• WHAT IS NEEDED:
Gather all lines containing the string "Schweiz" and copy them out.

Data records
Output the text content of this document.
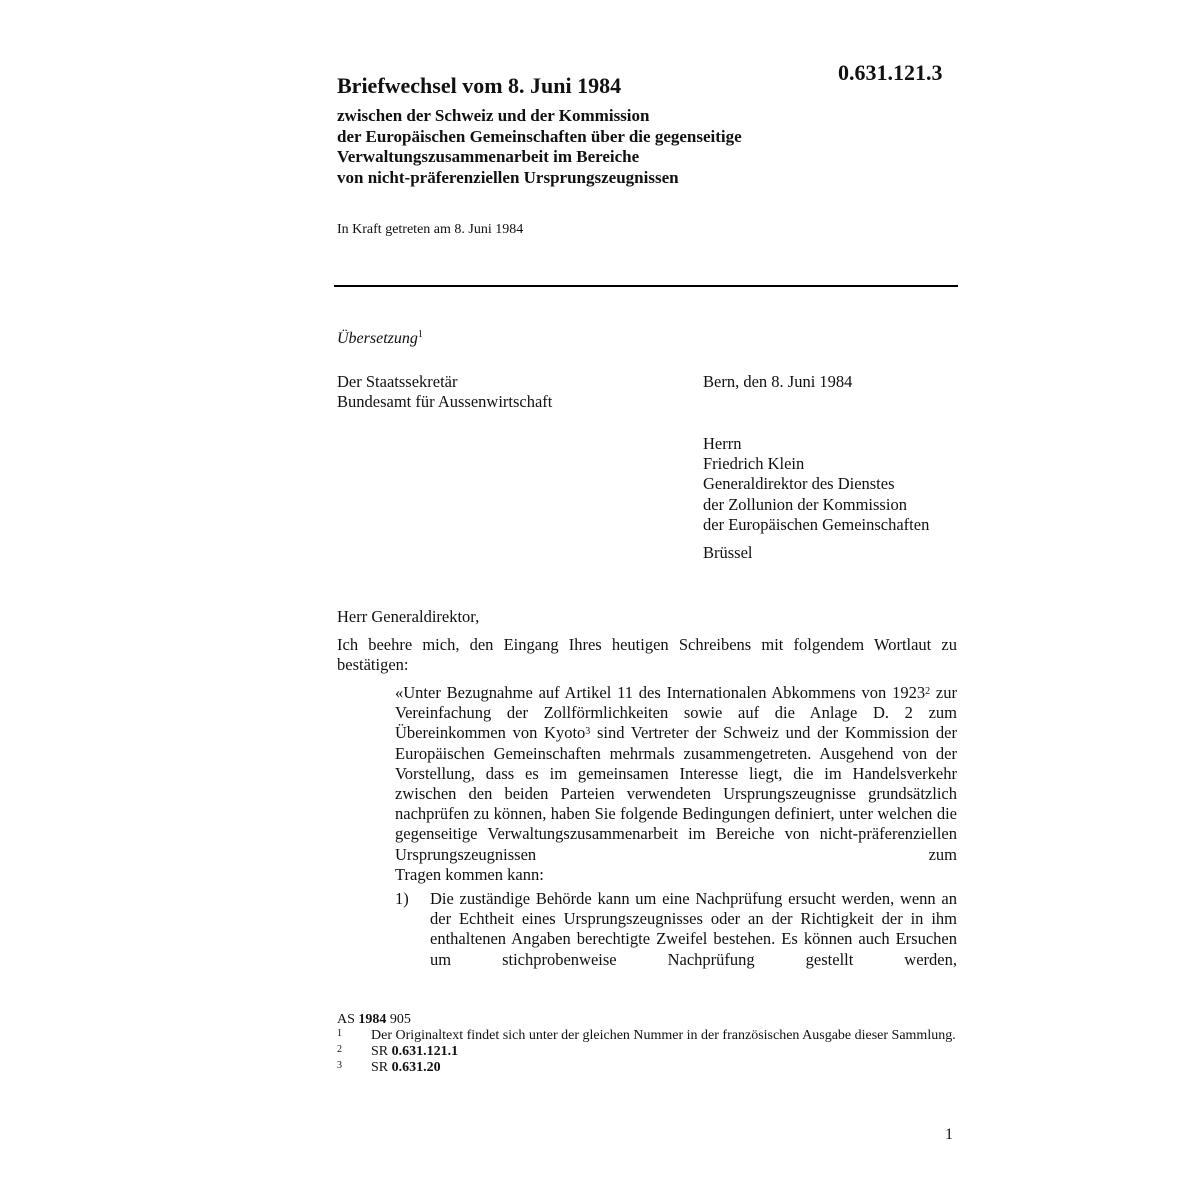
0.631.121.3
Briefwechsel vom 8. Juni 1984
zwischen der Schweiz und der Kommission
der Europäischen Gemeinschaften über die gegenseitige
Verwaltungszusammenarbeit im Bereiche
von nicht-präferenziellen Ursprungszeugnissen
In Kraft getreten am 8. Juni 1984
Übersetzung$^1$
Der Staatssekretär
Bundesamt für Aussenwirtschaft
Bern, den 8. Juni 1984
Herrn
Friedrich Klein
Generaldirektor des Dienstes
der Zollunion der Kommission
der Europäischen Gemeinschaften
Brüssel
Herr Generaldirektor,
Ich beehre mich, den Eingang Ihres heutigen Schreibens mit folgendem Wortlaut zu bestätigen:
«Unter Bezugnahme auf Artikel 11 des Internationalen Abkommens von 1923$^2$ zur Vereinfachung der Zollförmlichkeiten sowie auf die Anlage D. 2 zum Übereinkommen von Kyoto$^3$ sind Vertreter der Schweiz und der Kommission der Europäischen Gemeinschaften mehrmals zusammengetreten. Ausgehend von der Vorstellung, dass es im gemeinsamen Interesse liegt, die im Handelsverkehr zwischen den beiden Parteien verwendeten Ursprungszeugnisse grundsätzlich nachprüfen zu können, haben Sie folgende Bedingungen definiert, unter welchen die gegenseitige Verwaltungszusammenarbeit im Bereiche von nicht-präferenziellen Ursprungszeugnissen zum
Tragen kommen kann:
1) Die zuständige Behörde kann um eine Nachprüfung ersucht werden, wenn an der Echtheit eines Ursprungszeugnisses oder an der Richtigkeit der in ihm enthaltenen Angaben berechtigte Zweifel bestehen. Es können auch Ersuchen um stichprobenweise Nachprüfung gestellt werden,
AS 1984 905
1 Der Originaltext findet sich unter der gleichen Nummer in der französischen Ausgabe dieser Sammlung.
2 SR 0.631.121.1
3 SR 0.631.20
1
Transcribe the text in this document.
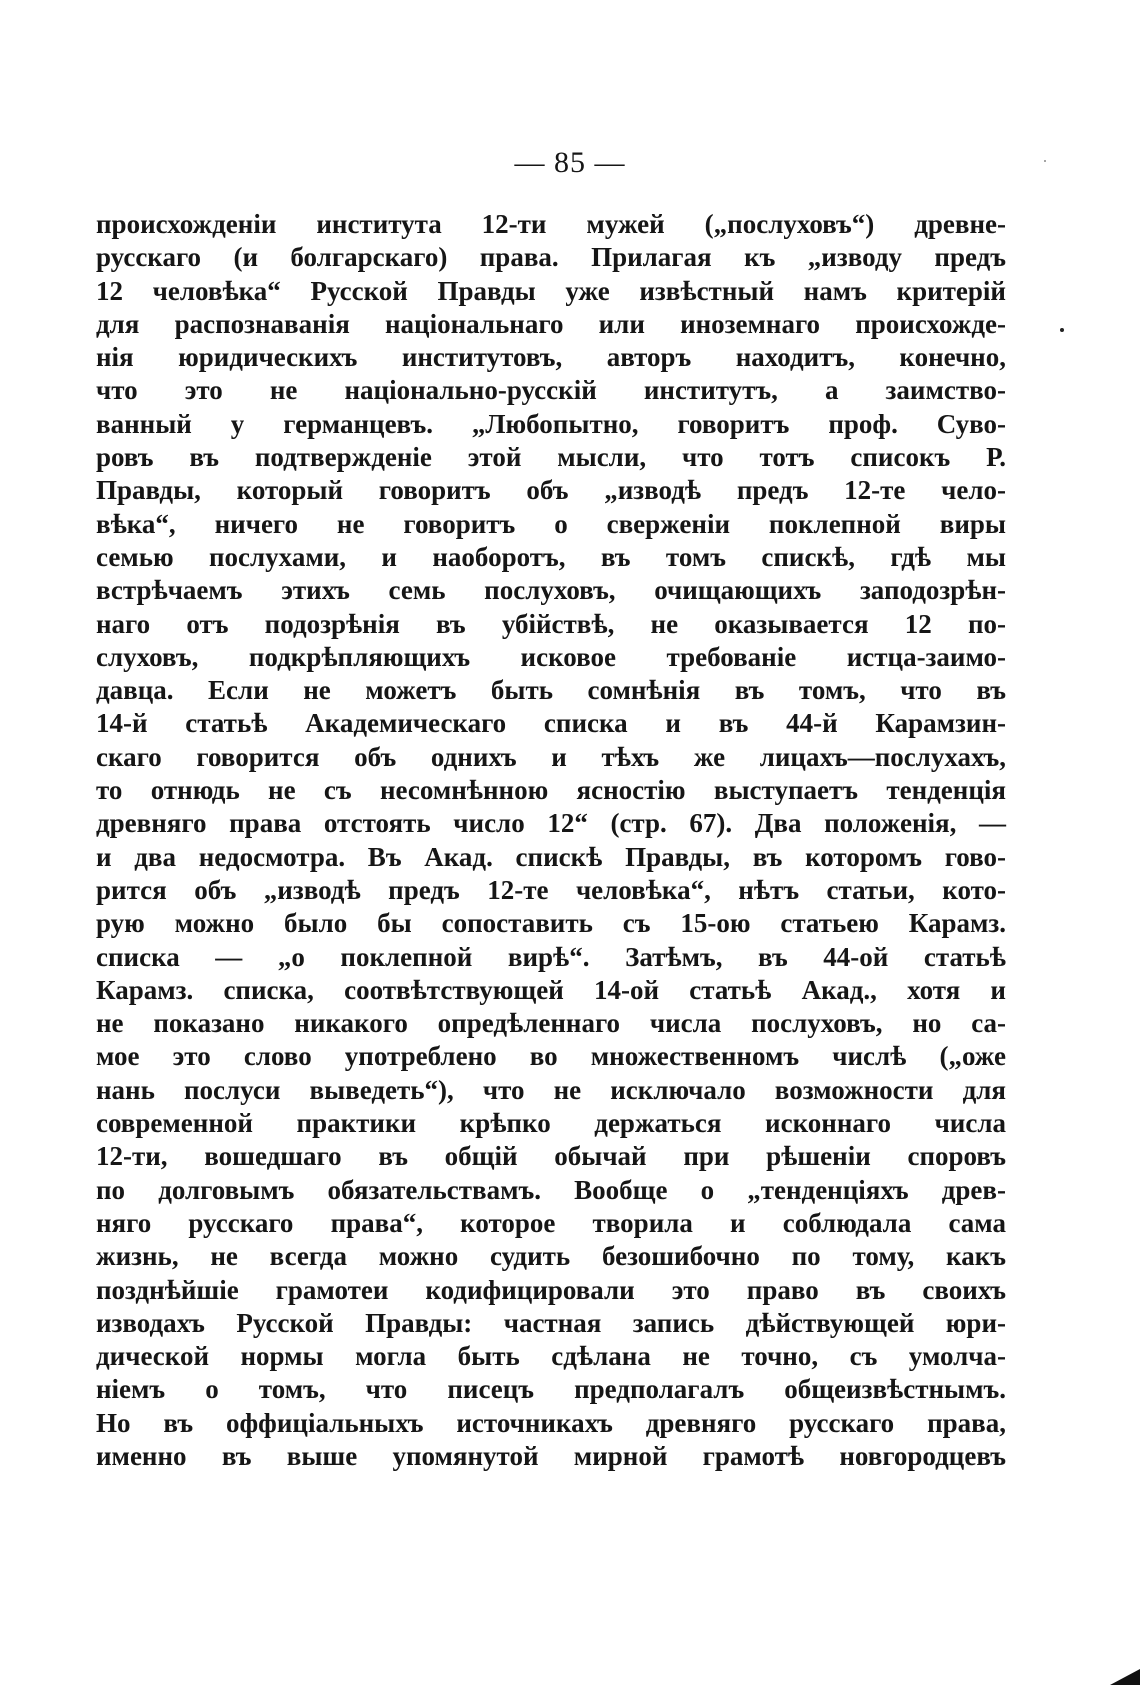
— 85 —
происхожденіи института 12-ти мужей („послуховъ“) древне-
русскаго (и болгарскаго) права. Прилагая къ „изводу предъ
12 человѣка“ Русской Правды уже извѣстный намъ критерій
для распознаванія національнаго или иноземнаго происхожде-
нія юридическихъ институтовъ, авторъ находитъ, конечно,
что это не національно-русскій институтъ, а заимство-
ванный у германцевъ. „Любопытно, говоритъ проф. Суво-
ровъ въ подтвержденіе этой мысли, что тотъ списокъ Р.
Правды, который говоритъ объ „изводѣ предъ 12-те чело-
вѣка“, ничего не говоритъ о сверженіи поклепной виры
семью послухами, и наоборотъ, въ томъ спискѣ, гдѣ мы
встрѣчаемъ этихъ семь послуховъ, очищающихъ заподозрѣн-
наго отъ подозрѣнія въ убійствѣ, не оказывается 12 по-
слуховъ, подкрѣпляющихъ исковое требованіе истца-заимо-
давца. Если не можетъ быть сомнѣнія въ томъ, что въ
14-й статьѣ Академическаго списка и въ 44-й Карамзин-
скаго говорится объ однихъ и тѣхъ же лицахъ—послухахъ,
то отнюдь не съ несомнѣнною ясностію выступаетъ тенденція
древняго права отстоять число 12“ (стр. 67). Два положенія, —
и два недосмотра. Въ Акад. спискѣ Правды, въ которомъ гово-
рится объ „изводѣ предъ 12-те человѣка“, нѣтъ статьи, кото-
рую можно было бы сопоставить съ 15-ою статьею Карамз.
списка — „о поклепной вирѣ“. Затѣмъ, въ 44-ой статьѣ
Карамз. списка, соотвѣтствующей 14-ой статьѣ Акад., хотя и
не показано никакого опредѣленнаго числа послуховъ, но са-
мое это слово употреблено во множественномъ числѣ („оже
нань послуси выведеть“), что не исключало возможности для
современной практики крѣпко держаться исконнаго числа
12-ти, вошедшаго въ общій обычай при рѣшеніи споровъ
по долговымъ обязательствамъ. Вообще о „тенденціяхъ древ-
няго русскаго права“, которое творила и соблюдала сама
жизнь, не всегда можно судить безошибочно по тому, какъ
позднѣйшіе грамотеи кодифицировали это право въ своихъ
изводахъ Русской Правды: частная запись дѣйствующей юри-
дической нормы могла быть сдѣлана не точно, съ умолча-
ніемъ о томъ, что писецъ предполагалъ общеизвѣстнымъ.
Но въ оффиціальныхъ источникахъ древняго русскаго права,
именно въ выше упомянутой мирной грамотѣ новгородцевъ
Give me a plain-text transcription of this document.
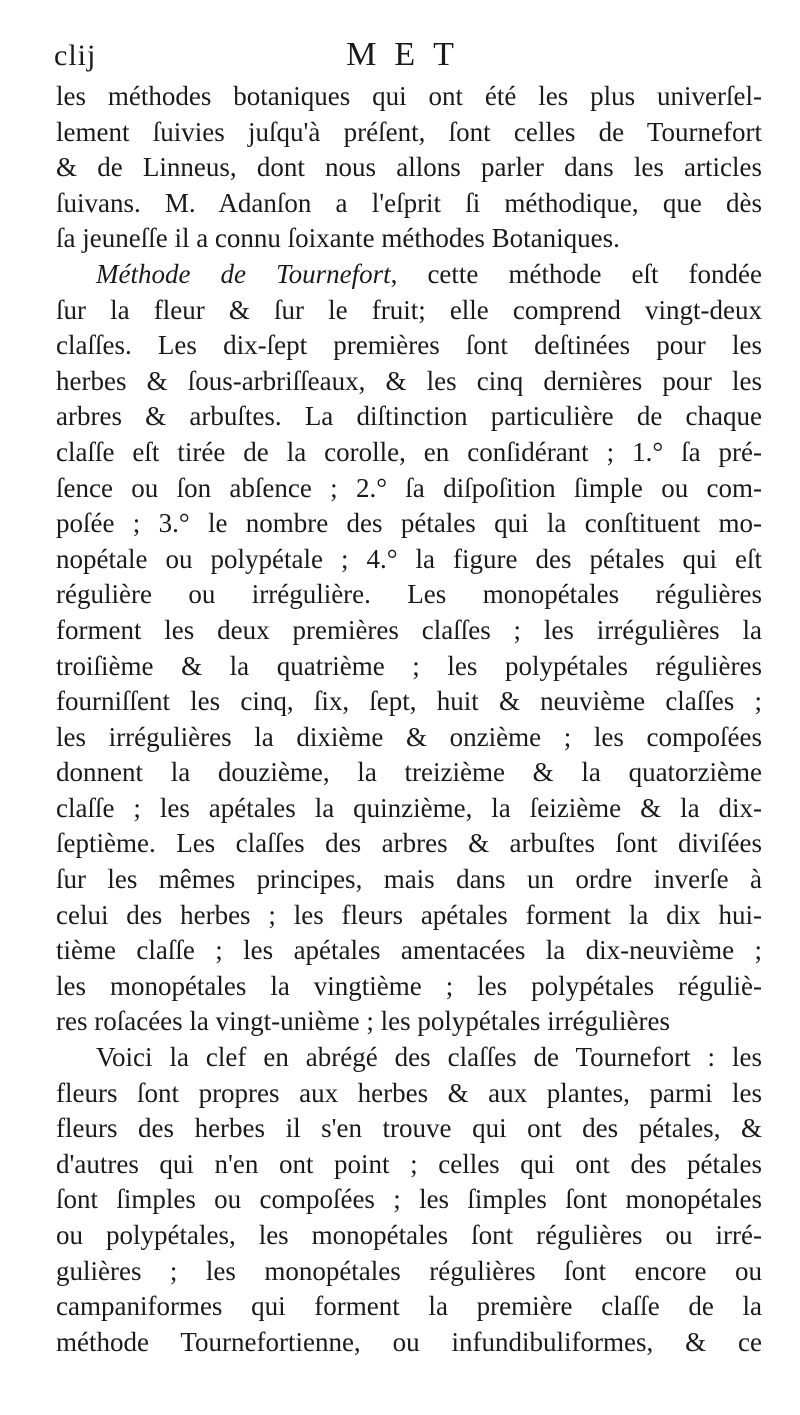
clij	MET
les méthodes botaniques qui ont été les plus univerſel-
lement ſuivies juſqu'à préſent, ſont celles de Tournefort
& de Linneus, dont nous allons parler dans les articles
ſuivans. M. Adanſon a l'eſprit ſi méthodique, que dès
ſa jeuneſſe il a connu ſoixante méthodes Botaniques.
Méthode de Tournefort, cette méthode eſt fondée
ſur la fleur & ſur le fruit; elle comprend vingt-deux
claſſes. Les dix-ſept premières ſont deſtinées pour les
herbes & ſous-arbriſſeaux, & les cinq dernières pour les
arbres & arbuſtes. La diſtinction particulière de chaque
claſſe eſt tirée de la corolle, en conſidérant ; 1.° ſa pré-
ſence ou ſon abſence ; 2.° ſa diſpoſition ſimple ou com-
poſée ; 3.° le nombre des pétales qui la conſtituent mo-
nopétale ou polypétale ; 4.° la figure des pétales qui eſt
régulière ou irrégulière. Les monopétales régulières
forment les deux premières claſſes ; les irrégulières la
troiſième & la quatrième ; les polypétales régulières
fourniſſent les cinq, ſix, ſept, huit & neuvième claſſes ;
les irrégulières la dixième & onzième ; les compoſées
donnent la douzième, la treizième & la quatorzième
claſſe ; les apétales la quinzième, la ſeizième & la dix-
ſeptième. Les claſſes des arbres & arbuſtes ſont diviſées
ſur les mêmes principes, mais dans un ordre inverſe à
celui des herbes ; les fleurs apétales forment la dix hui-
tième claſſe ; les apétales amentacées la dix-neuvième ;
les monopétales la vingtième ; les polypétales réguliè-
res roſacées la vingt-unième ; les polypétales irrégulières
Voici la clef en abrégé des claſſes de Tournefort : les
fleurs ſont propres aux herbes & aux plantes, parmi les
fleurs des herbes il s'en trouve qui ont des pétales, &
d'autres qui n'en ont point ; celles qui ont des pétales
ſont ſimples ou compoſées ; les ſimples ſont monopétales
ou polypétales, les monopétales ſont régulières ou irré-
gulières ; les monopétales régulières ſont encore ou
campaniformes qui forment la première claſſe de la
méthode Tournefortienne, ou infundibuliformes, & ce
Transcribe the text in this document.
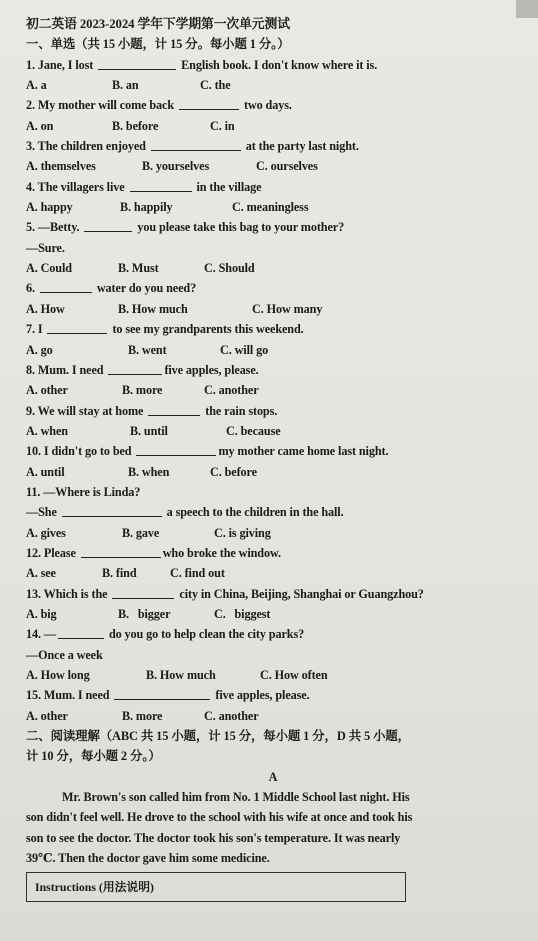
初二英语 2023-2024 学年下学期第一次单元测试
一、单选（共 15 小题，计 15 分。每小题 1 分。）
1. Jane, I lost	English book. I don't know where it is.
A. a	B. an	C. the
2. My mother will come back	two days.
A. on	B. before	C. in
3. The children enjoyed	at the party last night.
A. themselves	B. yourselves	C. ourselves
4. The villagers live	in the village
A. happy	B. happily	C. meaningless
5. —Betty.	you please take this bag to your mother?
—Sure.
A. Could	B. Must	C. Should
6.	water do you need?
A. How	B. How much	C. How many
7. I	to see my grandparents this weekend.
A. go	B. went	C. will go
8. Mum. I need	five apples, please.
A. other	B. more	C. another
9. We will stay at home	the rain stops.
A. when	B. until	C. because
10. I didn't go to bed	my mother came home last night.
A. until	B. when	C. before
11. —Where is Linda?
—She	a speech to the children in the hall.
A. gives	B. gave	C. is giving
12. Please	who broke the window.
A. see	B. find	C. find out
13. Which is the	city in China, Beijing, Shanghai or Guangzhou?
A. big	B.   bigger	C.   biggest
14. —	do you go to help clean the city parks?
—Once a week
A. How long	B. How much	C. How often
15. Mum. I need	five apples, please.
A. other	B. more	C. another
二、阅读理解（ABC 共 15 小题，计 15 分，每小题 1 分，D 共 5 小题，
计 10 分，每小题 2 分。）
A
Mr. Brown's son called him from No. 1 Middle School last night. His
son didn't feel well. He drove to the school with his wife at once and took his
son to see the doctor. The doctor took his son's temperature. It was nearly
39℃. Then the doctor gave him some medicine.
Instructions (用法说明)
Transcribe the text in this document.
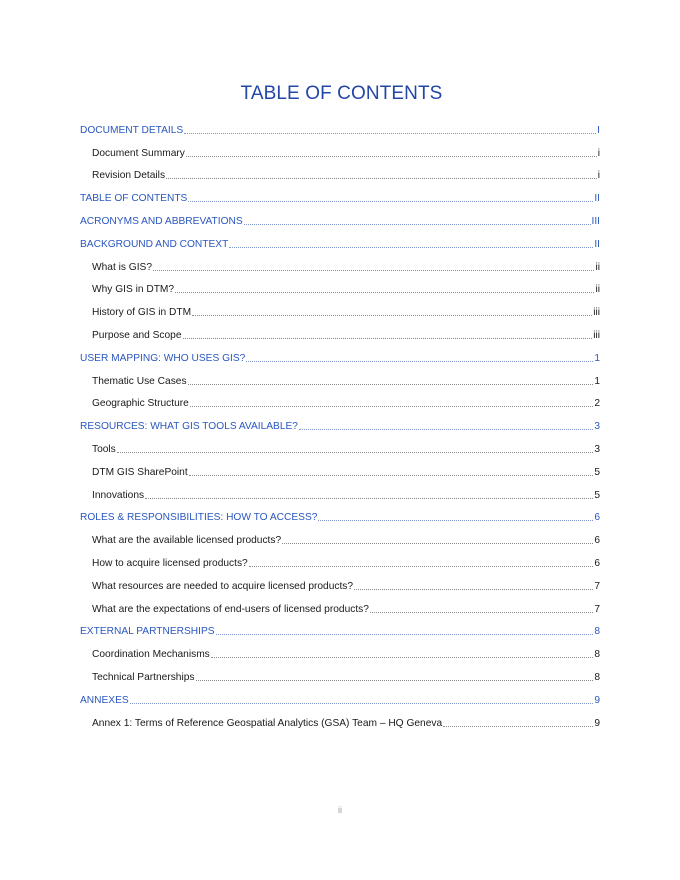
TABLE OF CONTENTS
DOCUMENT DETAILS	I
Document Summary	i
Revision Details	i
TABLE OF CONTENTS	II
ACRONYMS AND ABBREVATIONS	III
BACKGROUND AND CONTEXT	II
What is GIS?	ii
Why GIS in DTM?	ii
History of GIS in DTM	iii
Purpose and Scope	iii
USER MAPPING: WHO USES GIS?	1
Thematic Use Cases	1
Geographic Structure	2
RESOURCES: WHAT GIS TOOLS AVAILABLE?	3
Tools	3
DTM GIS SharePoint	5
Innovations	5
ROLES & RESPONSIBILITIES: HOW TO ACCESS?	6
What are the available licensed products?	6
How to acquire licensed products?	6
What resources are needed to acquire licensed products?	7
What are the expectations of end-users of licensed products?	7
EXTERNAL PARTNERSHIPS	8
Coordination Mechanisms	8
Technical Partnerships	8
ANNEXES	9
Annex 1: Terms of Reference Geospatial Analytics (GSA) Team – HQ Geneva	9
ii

• WRITTEN RESPONSE:
zwischen der Schweiz und der Kommission
«Unter Bezugnahme auf Artikel 11 des Internationalen Abkommens von 1923$^2$ zur Vereinfachung der Zollförmlichkeiten sowie auf die Anlage D. 2 zum Übereinkommen von Kyoto$^3$ sind Vertreter der Schweiz und der Kommission der Europäischen Gemeinschaften mehrmals zusammengetreten. Ausgehend von der Vorstellung, dass es im gemeinsamen Interesse liegt, die im Handelsverkehr zwischen den beiden Parteien verwendeten Ursprungszeugnisse grundsätzlich nachprüfen zu können, haben Sie folgende Bedingungen definiert, unter welchen die gegenseitige Verwaltungszusammenarbeit im Bereiche von nicht-präferenziellen Ursprungszeugnissen zum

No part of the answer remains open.